Records from a data collection:
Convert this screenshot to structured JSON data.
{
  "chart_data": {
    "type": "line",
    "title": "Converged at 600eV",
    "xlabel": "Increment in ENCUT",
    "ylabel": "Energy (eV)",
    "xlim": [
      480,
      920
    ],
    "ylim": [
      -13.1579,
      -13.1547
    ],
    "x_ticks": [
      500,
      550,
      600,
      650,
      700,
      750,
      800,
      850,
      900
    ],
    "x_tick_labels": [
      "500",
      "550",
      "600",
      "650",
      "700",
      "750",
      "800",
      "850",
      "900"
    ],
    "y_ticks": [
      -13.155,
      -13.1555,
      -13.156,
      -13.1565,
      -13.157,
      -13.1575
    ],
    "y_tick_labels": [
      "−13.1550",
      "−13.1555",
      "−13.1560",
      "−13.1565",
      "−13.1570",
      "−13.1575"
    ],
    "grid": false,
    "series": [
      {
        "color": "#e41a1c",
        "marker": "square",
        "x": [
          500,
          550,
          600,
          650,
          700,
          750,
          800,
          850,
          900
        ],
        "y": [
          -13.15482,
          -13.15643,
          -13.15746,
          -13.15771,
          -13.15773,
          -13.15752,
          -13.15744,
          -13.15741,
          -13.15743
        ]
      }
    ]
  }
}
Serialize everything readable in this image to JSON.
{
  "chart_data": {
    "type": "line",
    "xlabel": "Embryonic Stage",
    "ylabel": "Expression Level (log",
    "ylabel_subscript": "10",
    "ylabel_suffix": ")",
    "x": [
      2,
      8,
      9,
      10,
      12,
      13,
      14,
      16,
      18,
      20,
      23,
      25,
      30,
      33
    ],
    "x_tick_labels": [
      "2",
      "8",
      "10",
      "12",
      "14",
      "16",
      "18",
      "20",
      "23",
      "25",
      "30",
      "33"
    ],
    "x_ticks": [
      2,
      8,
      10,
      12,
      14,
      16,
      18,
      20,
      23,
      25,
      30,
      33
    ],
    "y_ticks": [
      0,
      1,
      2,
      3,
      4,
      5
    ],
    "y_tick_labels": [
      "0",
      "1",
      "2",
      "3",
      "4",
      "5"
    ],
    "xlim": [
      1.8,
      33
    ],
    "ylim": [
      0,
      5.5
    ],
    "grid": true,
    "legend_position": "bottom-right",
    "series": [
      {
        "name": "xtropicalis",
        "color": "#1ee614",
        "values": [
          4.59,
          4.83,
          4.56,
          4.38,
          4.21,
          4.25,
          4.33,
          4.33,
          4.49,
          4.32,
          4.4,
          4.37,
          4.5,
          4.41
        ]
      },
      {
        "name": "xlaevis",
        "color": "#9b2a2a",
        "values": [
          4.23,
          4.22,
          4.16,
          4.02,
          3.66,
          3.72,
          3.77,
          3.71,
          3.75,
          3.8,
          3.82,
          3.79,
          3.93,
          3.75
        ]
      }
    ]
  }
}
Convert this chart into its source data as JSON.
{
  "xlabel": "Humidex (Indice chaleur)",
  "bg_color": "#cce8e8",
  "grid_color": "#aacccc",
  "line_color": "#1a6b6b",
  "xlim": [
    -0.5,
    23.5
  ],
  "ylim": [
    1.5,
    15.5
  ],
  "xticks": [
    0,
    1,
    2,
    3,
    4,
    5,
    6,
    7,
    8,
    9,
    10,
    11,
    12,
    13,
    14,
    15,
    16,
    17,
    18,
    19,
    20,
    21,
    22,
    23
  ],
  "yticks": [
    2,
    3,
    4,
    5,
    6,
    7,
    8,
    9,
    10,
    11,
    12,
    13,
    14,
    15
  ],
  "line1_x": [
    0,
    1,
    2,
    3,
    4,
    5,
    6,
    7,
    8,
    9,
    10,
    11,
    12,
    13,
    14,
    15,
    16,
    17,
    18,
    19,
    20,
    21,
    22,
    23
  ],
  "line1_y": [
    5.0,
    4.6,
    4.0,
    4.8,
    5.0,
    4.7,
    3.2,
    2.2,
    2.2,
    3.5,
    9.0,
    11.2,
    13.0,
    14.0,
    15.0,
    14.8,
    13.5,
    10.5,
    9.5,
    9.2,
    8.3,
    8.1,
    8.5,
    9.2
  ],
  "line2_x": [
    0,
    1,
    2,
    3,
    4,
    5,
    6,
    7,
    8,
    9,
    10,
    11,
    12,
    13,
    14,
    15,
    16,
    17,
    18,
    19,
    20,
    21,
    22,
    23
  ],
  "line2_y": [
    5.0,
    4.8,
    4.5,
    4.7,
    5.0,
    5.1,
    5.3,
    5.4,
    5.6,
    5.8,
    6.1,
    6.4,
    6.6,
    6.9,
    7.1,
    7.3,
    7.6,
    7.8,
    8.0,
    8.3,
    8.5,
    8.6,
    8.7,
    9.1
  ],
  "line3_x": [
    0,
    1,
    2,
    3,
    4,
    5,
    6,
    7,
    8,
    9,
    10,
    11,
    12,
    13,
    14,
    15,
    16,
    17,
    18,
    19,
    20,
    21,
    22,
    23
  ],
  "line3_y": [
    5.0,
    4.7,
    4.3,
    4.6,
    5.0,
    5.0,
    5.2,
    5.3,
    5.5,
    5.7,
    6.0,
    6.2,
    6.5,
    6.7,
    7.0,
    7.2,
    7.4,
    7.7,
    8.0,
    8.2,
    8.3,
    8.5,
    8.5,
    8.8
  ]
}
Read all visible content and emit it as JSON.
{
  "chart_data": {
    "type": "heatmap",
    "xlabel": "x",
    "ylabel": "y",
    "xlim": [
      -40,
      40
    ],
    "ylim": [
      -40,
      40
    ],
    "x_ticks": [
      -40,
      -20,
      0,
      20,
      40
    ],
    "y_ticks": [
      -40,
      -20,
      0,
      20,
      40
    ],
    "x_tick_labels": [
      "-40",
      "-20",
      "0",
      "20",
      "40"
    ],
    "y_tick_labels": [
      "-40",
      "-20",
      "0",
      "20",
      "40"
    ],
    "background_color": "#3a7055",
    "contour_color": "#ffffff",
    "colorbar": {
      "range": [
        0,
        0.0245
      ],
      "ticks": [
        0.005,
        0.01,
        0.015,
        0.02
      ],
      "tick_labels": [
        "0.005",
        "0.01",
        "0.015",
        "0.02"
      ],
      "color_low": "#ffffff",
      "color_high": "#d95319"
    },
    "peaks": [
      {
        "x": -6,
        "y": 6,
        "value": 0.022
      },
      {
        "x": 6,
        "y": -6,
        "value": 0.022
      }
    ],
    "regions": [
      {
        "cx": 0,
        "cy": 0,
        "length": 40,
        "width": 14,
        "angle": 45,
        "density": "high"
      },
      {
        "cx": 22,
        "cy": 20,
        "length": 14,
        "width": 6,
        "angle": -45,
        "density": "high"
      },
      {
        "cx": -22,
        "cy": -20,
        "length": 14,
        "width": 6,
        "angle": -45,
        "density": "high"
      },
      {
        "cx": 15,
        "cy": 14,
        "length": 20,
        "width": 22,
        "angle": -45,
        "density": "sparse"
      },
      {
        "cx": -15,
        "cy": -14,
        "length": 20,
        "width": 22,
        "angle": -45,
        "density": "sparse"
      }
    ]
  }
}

WHAT YOU HAVE TO DO: Retype every record above exactly as written.

WORKED SOLUTION:
Convert this screenshot to structured JSON data.
{
  "chart_data": {
    "type": "line",
    "title": "Converged at 600eV",
    "xlabel": "Increment in ENCUT",
    "ylabel": "Energy (eV)",
    "xlim": [
      480,
      920
    ],
    "ylim": [
      -13.1579,
      -13.1547
    ],
    "x_ticks": [
      500,
      550,
      600,
      650,
      700,
      750,
      800,
      850,
      900
    ],
    "x_tick_labels": [
      "500",
      "550",
      "600",
      "650",
      "700",
      "750",
      "800",
      "850",
      "900"
    ],
    "y_ticks": [
      -13.155,
      -13.1555,
      -13.156,
      -13.1565,
      -13.157,
      -13.1575
    ],
    "y_tick_labels": [
      "−13.1550",
      "−13.1555",
      "−13.1560",
      "−13.1565",
      "−13.1570",
      "−13.1575"
    ],
    "grid": false,
    "series": [
      {
        "color": "#e41a1c",
        "marker": "square",
        "x": [
          500,
          550,
          600,
          650,
          700,
          750,
          800,
          850,
          900
        ],
        "y": [
          -13.15482,
          -13.15643,
          -13.15746,
          -13.15771,
          -13.15773,
          -13.15752,
          -13.15744,
          -13.15741,
          -13.15743
        ]
      }
    ]
  }
}
Serialize everything readable in this image to JSON.
{
  "chart_data": {
    "type": "line",
    "xlabel": "Embryonic Stage",
    "ylabel": "Expression Level (log",
    "ylabel_subscript": "10",
    "ylabel_suffix": ")",
    "x": [
      2,
      8,
      9,
      10,
      12,
      13,
      14,
      16,
      18,
      20,
      23,
      25,
      30,
      33
    ],
    "x_tick_labels": [
      "2",
      "8",
      "10",
      "12",
      "14",
      "16",
      "18",
      "20",
      "23",
      "25",
      "30",
      "33"
    ],
    "x_ticks": [
      2,
      8,
      10,
      12,
      14,
      16,
      18,
      20,
      23,
      25,
      30,
      33
    ],
    "y_ticks": [
      0,
      1,
      2,
      3,
      4,
      5
    ],
    "y_tick_labels": [
      "0",
      "1",
      "2",
      "3",
      "4",
      "5"
    ],
    "xlim": [
      1.8,
      33
    ],
    "ylim": [
      0,
      5.5
    ],
    "grid": true,
    "legend_position": "bottom-right",
    "series": [
      {
        "name": "xtropicalis",
        "color": "#1ee614",
        "values": [
          4.59,
          4.83,
          4.56,
          4.38,
          4.21,
          4.25,
          4.33,
          4.33,
          4.49,
          4.32,
          4.4,
          4.37,
          4.5,
          4.41
        ]
      },
      {
        "name": "xlaevis",
        "color": "#9b2a2a",
        "values": [
          4.23,
          4.22,
          4.16,
          4.02,
          3.66,
          3.72,
          3.77,
          3.71,
          3.75,
          3.8,
          3.82,
          3.79,
          3.93,
          3.75
        ]
      }
    ]
  }
}
Convert this chart into its source data as JSON.
{
  "xlabel": "Humidex (Indice chaleur)",
  "bg_color": "#cce8e8",
  "grid_color": "#aacccc",
  "line_color": "#1a6b6b",
  "xlim": [
    -0.5,
    23.5
  ],
  "ylim": [
    1.5,
    15.5
  ],
  "xticks": [
    0,
    1,
    2,
    3,
    4,
    5,
    6,
    7,
    8,
    9,
    10,
    11,
    12,
    13,
    14,
    15,
    16,
    17,
    18,
    19,
    20,
    21,
    22,
    23
  ],
  "yticks": [
    2,
    3,
    4,
    5,
    6,
    7,
    8,
    9,
    10,
    11,
    12,
    13,
    14,
    15
  ],
  "line1_x": [
    0,
    1,
    2,
    3,
    4,
    5,
    6,
    7,
    8,
    9,
    10,
    11,
    12,
    13,
    14,
    15,
    16,
    17,
    18,
    19,
    20,
    21,
    22,
    23
  ],
  "line1_y": [
    5.0,
    4.6,
    4.0,
    4.8,
    5.0,
    4.7,
    3.2,
    2.2,
    2.2,
    3.5,
    9.0,
    11.2,
    13.0,
    14.0,
    15.0,
    14.8,
    13.5,
    10.5,
    9.5,
    9.2,
    8.3,
    8.1,
    8.5,
    9.2
  ],
  "line2_x": [
    0,
    1,
    2,
    3,
    4,
    5,
    6,
    7,
    8,
    9,
    10,
    11,
    12,
    13,
    14,
    15,
    16,
    17,
    18,
    19,
    20,
    21,
    22,
    23
  ],
  "line2_y": [
    5.0,
    4.8,
    4.5,
    4.7,
    5.0,
    5.1,
    5.3,
    5.4,
    5.6,
    5.8,
    6.1,
    6.4,
    6.6,
    6.9,
    7.1,
    7.3,
    7.6,
    7.8,
    8.0,
    8.3,
    8.5,
    8.6,
    8.7,
    9.1
  ],
  "line3_x": [
    0,
    1,
    2,
    3,
    4,
    5,
    6,
    7,
    8,
    9,
    10,
    11,
    12,
    13,
    14,
    15,
    16,
    17,
    18,
    19,
    20,
    21,
    22,
    23
  ],
  "line3_y": [
    5.0,
    4.7,
    4.3,
    4.6,
    5.0,
    5.0,
    5.2,
    5.3,
    5.5,
    5.7,
    6.0,
    6.2,
    6.5,
    6.7,
    7.0,
    7.2,
    7.4,
    7.7,
    8.0,
    8.2,
    8.3,
    8.5,
    8.5,
    8.8
  ]
}
Read all visible content and emit it as JSON.
{
  "chart_data": {
    "type": "heatmap",
    "xlabel": "x",
    "ylabel": "y",
    "xlim": [
      -40,
      40
    ],
    "ylim": [
      -40,
      40
    ],
    "x_ticks": [
      -40,
      -20,
      0,
      20,
      40
    ],
    "y_ticks": [
      -40,
      -20,
      0,
      20,
      40
    ],
    "x_tick_labels": [
      "-40",
      "-20",
      "0",
      "20",
      "40"
    ],
    "y_tick_labels": [
      "-40",
      "-20",
      "0",
      "20",
      "40"
    ],
    "background_color": "#3a7055",
    "contour_color": "#ffffff",
    "colorbar": {
      "range": [
        0,
        0.0245
      ],
      "ticks": [
        0.005,
        0.01,
        0.015,
        0.02
      ],
      "tick_labels": [
        "0.005",
        "0.01",
        "0.015",
        "0.02"
      ],
      "color_low": "#ffffff",
      "color_high": "#d95319"
    },
    "peaks": [
      {
        "x": -6,
        "y": 6,
        "value": 0.022
      },
      {
        "x": 6,
        "y": -6,
        "value": 0.022
      }
    ],
    "regions": [
      {
        "cx": 0,
        "cy": 0,
        "length": 40,
        "width": 14,
        "angle": 45,
        "density": "high"
      },
      {
        "cx": 22,
        "cy": 20,
        "length": 14,
        "width": 6,
        "angle": -45,
        "density": "high"
      },
      {
        "cx": -22,
        "cy": -20,
        "length": 14,
        "width": 6,
        "angle": -45,
        "density": "high"
      },
      {
        "cx": 15,
        "cy": 14,
        "length": 20,
        "width": 22,
        "angle": -45,
        "density": "sparse"
      },
      {
        "cx": -15,
        "cy": -14,
        "length": 20,
        "width": 22,
        "angle": -45,
        "density": "sparse"
      }
    ]
  }
}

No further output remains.